* [Figure content listings]

------------------------------------------------

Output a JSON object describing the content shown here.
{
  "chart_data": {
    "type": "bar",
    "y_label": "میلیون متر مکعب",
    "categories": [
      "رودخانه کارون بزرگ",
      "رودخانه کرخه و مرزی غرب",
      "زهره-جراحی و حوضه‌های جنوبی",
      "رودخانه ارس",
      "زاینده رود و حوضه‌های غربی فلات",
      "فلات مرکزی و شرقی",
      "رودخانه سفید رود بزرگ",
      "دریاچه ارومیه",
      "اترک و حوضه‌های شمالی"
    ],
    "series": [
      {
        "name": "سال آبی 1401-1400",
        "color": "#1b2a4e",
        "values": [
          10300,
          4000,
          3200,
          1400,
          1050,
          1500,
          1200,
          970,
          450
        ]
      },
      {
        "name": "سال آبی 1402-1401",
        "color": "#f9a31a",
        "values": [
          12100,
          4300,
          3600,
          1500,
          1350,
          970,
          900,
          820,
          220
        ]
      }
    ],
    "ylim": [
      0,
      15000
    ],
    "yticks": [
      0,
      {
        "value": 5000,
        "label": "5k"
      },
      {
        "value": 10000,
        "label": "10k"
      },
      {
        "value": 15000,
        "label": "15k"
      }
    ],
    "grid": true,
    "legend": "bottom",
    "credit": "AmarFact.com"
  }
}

------------------------------------------------

* [EXERCISE INSTRUCTIONS] Return the entries above exactly, each one complete.

* [WRITTEN ANSWER]
Output a JSON object describing the content shown here.
{
  "chart_data": {
    "type": "bar",
    "y_label": "میلیون متر مکعب",
    "categories": [
      "رودخانه کارون بزرگ",
      "رودخانه کرخه و مرزی غرب",
      "زهره-جراحی و حوضه‌های جنوبی",
      "رودخانه ارس",
      "زاینده رود و حوضه‌های غربی فلات",
      "فلات مرکزی و شرقی",
      "رودخانه سفید رود بزرگ",
      "دریاچه ارومیه",
      "اترک و حوضه‌های شمالی"
    ],
    "series": [
      {
        "name": "سال آبی 1401-1400",
        "color": "#1b2a4e",
        "values": [
          10300,
          4000,
          3200,
          1400,
          1050,
          1500,
          1200,
          970,
          450
        ]
      },
      {
        "name": "سال آبی 1402-1401",
        "color": "#f9a31a",
        "values": [
          12100,
          4300,
          3600,
          1500,
          1350,
          970,
          900,
          820,
          220
        ]
      }
    ],
    "ylim": [
      0,
      15000
    ],
    "yticks": [
      0,
      {
        "value": 5000,
        "label": "5k"
      },
      {
        "value": 10000,
        "label": "10k"
      },
      {
        "value": 15000,
        "label": "15k"
      }
    ],
    "grid": true,
    "legend": "bottom",
    "credit": "AmarFact.com"
  }
}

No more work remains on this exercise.